--- BEGIN AVAILABLE DATA ---
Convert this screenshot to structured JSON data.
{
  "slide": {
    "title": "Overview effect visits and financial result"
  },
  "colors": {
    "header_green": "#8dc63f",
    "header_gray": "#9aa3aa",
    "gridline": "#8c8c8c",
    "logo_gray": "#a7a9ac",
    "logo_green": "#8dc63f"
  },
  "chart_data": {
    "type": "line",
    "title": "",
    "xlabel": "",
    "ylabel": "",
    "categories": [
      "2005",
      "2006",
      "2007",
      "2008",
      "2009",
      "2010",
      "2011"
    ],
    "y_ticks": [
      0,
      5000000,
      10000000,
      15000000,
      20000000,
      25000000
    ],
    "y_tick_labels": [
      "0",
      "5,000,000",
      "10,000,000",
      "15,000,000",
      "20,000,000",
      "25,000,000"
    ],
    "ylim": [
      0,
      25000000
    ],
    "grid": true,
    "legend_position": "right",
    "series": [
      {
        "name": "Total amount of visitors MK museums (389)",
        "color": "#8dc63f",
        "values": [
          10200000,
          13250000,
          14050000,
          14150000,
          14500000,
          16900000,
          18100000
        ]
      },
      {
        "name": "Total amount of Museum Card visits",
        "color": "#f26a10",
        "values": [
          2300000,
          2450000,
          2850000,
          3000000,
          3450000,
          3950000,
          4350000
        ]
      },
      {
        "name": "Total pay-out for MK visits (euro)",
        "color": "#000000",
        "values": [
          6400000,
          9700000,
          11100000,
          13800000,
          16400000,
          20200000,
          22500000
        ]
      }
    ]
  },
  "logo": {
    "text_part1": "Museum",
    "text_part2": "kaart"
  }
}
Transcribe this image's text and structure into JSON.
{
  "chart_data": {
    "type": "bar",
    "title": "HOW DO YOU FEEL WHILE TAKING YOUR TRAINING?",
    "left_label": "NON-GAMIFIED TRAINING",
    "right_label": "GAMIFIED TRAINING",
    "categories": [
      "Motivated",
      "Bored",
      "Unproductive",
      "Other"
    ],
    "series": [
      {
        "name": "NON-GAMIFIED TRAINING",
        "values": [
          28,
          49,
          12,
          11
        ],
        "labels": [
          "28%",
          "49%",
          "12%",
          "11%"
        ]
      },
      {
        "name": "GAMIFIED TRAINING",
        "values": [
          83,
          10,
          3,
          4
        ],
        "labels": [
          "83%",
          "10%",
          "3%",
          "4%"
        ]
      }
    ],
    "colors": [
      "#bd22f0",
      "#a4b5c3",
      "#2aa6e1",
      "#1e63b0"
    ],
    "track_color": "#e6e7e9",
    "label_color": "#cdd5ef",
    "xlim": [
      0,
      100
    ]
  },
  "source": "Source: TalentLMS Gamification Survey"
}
--- END AVAILABLE DATA ---
> PROBLEM TO SOLVE:
Exactly as written above, please repeat the entries.

> RESULT OF THIS TASK:
Convert this screenshot to structured JSON data.
{
  "slide": {
    "title": "Overview effect visits and financial result"
  },
  "colors": {
    "header_green": "#8dc63f",
    "header_gray": "#9aa3aa",
    "gridline": "#8c8c8c",
    "logo_gray": "#a7a9ac",
    "logo_green": "#8dc63f"
  },
  "chart_data": {
    "type": "line",
    "title": "",
    "xlabel": "",
    "ylabel": "",
    "categories": [
      "2005",
      "2006",
      "2007",
      "2008",
      "2009",
      "2010",
      "2011"
    ],
    "y_ticks": [
      0,
      5000000,
      10000000,
      15000000,
      20000000,
      25000000
    ],
    "y_tick_labels": [
      "0",
      "5,000,000",
      "10,000,000",
      "15,000,000",
      "20,000,000",
      "25,000,000"
    ],
    "ylim": [
      0,
      25000000
    ],
    "grid": true,
    "legend_position": "right",
    "series": [
      {
        "name": "Total amount of visitors MK museums (389)",
        "color": "#8dc63f",
        "values": [
          10200000,
          13250000,
          14050000,
          14150000,
          14500000,
          16900000,
          18100000
        ]
      },
      {
        "name": "Total amount of Museum Card visits",
        "color": "#f26a10",
        "values": [
          2300000,
          2450000,
          2850000,
          3000000,
          3450000,
          3950000,
          4350000
        ]
      },
      {
        "name": "Total pay-out for MK visits (euro)",
        "color": "#000000",
        "values": [
          6400000,
          9700000,
          11100000,
          13800000,
          16400000,
          20200000,
          22500000
        ]
      }
    ]
  },
  "logo": {
    "text_part1": "Museum",
    "text_part2": "kaart"
  }
}
Transcribe this image's text and structure into JSON.
{
  "chart_data": {
    "type": "bar",
    "title": "HOW DO YOU FEEL WHILE TAKING YOUR TRAINING?",
    "left_label": "NON-GAMIFIED TRAINING",
    "right_label": "GAMIFIED TRAINING",
    "categories": [
      "Motivated",
      "Bored",
      "Unproductive",
      "Other"
    ],
    "series": [
      {
        "name": "NON-GAMIFIED TRAINING",
        "values": [
          28,
          49,
          12,
          11
        ],
        "labels": [
          "28%",
          "49%",
          "12%",
          "11%"
        ]
      },
      {
        "name": "GAMIFIED TRAINING",
        "values": [
          83,
          10,
          3,
          4
        ],
        "labels": [
          "83%",
          "10%",
          "3%",
          "4%"
        ]
      }
    ],
    "colors": [
      "#bd22f0",
      "#a4b5c3",
      "#2aa6e1",
      "#1e63b0"
    ],
    "track_color": "#e6e7e9",
    "label_color": "#cdd5ef",
    "xlim": [
      0,
      100
    ]
  },
  "source": "Source: TalentLMS Gamification Survey"
}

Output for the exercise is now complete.